[Start]
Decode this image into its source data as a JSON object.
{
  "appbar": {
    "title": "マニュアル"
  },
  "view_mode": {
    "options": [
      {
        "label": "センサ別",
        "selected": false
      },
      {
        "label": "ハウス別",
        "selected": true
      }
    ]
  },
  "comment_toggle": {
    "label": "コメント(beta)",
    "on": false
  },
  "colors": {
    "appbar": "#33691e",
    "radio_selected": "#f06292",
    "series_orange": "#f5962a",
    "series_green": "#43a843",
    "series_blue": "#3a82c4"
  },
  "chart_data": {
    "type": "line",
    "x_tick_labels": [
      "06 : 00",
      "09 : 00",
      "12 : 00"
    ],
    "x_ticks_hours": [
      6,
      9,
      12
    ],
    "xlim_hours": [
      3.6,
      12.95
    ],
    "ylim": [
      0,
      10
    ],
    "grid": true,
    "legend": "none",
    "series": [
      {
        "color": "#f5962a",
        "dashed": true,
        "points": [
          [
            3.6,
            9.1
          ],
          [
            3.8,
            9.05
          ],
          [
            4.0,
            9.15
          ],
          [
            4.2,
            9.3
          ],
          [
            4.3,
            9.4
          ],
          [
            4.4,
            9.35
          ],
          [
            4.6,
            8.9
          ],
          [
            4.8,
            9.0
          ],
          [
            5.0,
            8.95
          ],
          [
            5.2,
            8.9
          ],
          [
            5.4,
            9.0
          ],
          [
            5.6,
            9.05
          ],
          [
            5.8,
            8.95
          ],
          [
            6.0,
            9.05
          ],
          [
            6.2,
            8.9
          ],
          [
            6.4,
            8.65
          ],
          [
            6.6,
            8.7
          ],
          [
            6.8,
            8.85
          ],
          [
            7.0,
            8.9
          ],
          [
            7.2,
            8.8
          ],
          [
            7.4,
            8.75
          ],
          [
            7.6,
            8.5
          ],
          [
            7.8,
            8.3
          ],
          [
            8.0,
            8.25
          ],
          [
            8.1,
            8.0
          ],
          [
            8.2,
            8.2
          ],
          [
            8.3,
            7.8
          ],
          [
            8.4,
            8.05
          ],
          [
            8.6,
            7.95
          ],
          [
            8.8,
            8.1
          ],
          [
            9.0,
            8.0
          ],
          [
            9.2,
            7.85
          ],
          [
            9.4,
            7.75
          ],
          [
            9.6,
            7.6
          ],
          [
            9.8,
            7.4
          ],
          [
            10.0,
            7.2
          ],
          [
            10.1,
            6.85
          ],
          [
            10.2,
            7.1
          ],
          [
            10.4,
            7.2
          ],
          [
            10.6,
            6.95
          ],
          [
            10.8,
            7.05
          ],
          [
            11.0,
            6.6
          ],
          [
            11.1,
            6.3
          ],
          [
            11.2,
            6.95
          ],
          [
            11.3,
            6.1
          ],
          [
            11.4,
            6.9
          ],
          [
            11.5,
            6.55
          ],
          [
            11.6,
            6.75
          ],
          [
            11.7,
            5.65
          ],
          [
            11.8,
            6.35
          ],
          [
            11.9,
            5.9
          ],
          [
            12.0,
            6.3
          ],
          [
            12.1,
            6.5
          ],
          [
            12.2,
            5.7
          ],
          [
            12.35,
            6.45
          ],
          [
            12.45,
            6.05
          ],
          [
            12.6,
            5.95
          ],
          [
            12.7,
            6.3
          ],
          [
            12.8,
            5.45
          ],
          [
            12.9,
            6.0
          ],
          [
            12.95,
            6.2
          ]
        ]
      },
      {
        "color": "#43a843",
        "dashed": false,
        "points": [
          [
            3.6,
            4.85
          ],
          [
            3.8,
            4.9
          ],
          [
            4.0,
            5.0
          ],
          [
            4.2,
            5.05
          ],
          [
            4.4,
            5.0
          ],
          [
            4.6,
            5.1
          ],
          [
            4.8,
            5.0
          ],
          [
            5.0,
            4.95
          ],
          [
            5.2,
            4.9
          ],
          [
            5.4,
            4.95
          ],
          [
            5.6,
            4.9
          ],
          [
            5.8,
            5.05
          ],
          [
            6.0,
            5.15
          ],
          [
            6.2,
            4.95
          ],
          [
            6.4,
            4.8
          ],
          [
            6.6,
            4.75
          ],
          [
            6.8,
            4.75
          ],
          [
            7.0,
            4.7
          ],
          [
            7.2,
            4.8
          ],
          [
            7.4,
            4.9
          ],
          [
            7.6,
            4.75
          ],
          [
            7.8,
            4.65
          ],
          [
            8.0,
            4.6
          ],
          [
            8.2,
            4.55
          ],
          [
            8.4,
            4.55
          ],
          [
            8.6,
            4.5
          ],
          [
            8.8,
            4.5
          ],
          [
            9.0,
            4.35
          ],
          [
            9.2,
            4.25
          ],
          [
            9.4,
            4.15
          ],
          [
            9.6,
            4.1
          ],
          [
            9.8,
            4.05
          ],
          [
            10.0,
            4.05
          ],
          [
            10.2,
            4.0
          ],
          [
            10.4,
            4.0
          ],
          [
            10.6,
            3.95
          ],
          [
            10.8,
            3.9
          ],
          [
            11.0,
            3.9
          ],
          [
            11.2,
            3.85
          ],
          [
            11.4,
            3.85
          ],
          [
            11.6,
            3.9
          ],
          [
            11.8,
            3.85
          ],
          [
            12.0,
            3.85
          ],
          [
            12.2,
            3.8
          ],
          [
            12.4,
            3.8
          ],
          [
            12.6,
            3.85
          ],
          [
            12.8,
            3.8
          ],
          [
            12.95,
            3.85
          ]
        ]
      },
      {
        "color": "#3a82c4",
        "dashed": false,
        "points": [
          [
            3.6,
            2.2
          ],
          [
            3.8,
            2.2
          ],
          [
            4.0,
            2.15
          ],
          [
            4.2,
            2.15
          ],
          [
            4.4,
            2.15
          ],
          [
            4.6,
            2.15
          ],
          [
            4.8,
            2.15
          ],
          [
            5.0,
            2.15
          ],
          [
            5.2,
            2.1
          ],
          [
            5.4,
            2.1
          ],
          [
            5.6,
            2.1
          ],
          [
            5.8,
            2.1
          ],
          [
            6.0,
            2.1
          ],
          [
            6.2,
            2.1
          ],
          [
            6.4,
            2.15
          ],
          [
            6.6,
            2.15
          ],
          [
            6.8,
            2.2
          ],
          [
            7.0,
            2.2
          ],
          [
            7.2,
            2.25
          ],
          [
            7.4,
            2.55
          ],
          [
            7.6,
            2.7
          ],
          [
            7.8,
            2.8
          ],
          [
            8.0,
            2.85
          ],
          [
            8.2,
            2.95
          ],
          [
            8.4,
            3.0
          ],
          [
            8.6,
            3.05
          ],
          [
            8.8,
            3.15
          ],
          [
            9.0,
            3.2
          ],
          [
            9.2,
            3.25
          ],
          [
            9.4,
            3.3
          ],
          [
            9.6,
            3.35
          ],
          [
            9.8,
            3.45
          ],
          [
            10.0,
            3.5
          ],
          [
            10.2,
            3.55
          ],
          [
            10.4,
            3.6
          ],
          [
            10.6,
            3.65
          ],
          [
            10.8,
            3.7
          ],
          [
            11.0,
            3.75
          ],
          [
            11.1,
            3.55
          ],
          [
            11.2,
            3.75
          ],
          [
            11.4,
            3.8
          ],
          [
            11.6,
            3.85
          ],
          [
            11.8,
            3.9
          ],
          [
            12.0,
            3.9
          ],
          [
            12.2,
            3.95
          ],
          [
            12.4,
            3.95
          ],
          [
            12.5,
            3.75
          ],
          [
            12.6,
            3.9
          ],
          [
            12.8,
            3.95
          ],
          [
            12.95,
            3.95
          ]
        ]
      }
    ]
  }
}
[End]
> _SET PROBLEM_
Copy the data above in full, character for character.

> _PROBLEM SOLUTION_
Decode this image into its source data as a JSON object.
{
  "appbar": {
    "title": "マニュアル"
  },
  "view_mode": {
    "options": [
      {
        "label": "センサ別",
        "selected": false
      },
      {
        "label": "ハウス別",
        "selected": true
      }
    ]
  },
  "comment_toggle": {
    "label": "コメント(beta)",
    "on": false
  },
  "colors": {
    "appbar": "#33691e",
    "radio_selected": "#f06292",
    "series_orange": "#f5962a",
    "series_green": "#43a843",
    "series_blue": "#3a82c4"
  },
  "chart_data": {
    "type": "line",
    "x_tick_labels": [
      "06 : 00",
      "09 : 00",
      "12 : 00"
    ],
    "x_ticks_hours": [
      6,
      9,
      12
    ],
    "xlim_hours": [
      3.6,
      12.95
    ],
    "ylim": [
      0,
      10
    ],
    "grid": true,
    "legend": "none",
    "series": [
      {
        "color": "#f5962a",
        "dashed": true,
        "points": [
          [
            3.6,
            9.1
          ],
          [
            3.8,
            9.05
          ],
          [
            4.0,
            9.15
          ],
          [
            4.2,
            9.3
          ],
          [
            4.3,
            9.4
          ],
          [
            4.4,
            9.35
          ],
          [
            4.6,
            8.9
          ],
          [
            4.8,
            9.0
          ],
          [
            5.0,
            8.95
          ],
          [
            5.2,
            8.9
          ],
          [
            5.4,
            9.0
          ],
          [
            5.6,
            9.05
          ],
          [
            5.8,
            8.95
          ],
          [
            6.0,
            9.05
          ],
          [
            6.2,
            8.9
          ],
          [
            6.4,
            8.65
          ],
          [
            6.6,
            8.7
          ],
          [
            6.8,
            8.85
          ],
          [
            7.0,
            8.9
          ],
          [
            7.2,
            8.8
          ],
          [
            7.4,
            8.75
          ],
          [
            7.6,
            8.5
          ],
          [
            7.8,
            8.3
          ],
          [
            8.0,
            8.25
          ],
          [
            8.1,
            8.0
          ],
          [
            8.2,
            8.2
          ],
          [
            8.3,
            7.8
          ],
          [
            8.4,
            8.05
          ],
          [
            8.6,
            7.95
          ],
          [
            8.8,
            8.1
          ],
          [
            9.0,
            8.0
          ],
          [
            9.2,
            7.85
          ],
          [
            9.4,
            7.75
          ],
          [
            9.6,
            7.6
          ],
          [
            9.8,
            7.4
          ],
          [
            10.0,
            7.2
          ],
          [
            10.1,
            6.85
          ],
          [
            10.2,
            7.1
          ],
          [
            10.4,
            7.2
          ],
          [
            10.6,
            6.95
          ],
          [
            10.8,
            7.05
          ],
          [
            11.0,
            6.6
          ],
          [
            11.1,
            6.3
          ],
          [
            11.2,
            6.95
          ],
          [
            11.3,
            6.1
          ],
          [
            11.4,
            6.9
          ],
          [
            11.5,
            6.55
          ],
          [
            11.6,
            6.75
          ],
          [
            11.7,
            5.65
          ],
          [
            11.8,
            6.35
          ],
          [
            11.9,
            5.9
          ],
          [
            12.0,
            6.3
          ],
          [
            12.1,
            6.5
          ],
          [
            12.2,
            5.7
          ],
          [
            12.35,
            6.45
          ],
          [
            12.45,
            6.05
          ],
          [
            12.6,
            5.95
          ],
          [
            12.7,
            6.3
          ],
          [
            12.8,
            5.45
          ],
          [
            12.9,
            6.0
          ],
          [
            12.95,
            6.2
          ]
        ]
      },
      {
        "color": "#43a843",
        "dashed": false,
        "points": [
          [
            3.6,
            4.85
          ],
          [
            3.8,
            4.9
          ],
          [
            4.0,
            5.0
          ],
          [
            4.2,
            5.05
          ],
          [
            4.4,
            5.0
          ],
          [
            4.6,
            5.1
          ],
          [
            4.8,
            5.0
          ],
          [
            5.0,
            4.95
          ],
          [
            5.2,
            4.9
          ],
          [
            5.4,
            4.95
          ],
          [
            5.6,
            4.9
          ],
          [
            5.8,
            5.05
          ],
          [
            6.0,
            5.15
          ],
          [
            6.2,
            4.95
          ],
          [
            6.4,
            4.8
          ],
          [
            6.6,
            4.75
          ],
          [
            6.8,
            4.75
          ],
          [
            7.0,
            4.7
          ],
          [
            7.2,
            4.8
          ],
          [
            7.4,
            4.9
          ],
          [
            7.6,
            4.75
          ],
          [
            7.8,
            4.65
          ],
          [
            8.0,
            4.6
          ],
          [
            8.2,
            4.55
          ],
          [
            8.4,
            4.55
          ],
          [
            8.6,
            4.5
          ],
          [
            8.8,
            4.5
          ],
          [
            9.0,
            4.35
          ],
          [
            9.2,
            4.25
          ],
          [
            9.4,
            4.15
          ],
          [
            9.6,
            4.1
          ],
          [
            9.8,
            4.05
          ],
          [
            10.0,
            4.05
          ],
          [
            10.2,
            4.0
          ],
          [
            10.4,
            4.0
          ],
          [
            10.6,
            3.95
          ],
          [
            10.8,
            3.9
          ],
          [
            11.0,
            3.9
          ],
          [
            11.2,
            3.85
          ],
          [
            11.4,
            3.85
          ],
          [
            11.6,
            3.9
          ],
          [
            11.8,
            3.85
          ],
          [
            12.0,
            3.85
          ],
          [
            12.2,
            3.8
          ],
          [
            12.4,
            3.8
          ],
          [
            12.6,
            3.85
          ],
          [
            12.8,
            3.8
          ],
          [
            12.95,
            3.85
          ]
        ]
      },
      {
        "color": "#3a82c4",
        "dashed": false,
        "points": [
          [
            3.6,
            2.2
          ],
          [
            3.8,
            2.2
          ],
          [
            4.0,
            2.15
          ],
          [
            4.2,
            2.15
          ],
          [
            4.4,
            2.15
          ],
          [
            4.6,
            2.15
          ],
          [
            4.8,
            2.15
          ],
          [
            5.0,
            2.15
          ],
          [
            5.2,
            2.1
          ],
          [
            5.4,
            2.1
          ],
          [
            5.6,
            2.1
          ],
          [
            5.8,
            2.1
          ],
          [
            6.0,
            2.1
          ],
          [
            6.2,
            2.1
          ],
          [
            6.4,
            2.15
          ],
          [
            6.6,
            2.15
          ],
          [
            6.8,
            2.2
          ],
          [
            7.0,
            2.2
          ],
          [
            7.2,
            2.25
          ],
          [
            7.4,
            2.55
          ],
          [
            7.6,
            2.7
          ],
          [
            7.8,
            2.8
          ],
          [
            8.0,
            2.85
          ],
          [
            8.2,
            2.95
          ],
          [
            8.4,
            3.0
          ],
          [
            8.6,
            3.05
          ],
          [
            8.8,
            3.15
          ],
          [
            9.0,
            3.2
          ],
          [
            9.2,
            3.25
          ],
          [
            9.4,
            3.3
          ],
          [
            9.6,
            3.35
          ],
          [
            9.8,
            3.45
          ],
          [
            10.0,
            3.5
          ],
          [
            10.2,
            3.55
          ],
          [
            10.4,
            3.6
          ],
          [
            10.6,
            3.65
          ],
          [
            10.8,
            3.7
          ],
          [
            11.0,
            3.75
          ],
          [
            11.1,
            3.55
          ],
          [
            11.2,
            3.75
          ],
          [
            11.4,
            3.8
          ],
          [
            11.6,
            3.85
          ],
          [
            11.8,
            3.9
          ],
          [
            12.0,
            3.9
          ],
          [
            12.2,
            3.95
          ],
          [
            12.4,
            3.95
          ],
          [
            12.5,
            3.75
          ],
          [
            12.6,
            3.9
          ],
          [
            12.8,
            3.95
          ],
          [
            12.95,
            3.95
          ]
        ]
      }
    ]
  }
}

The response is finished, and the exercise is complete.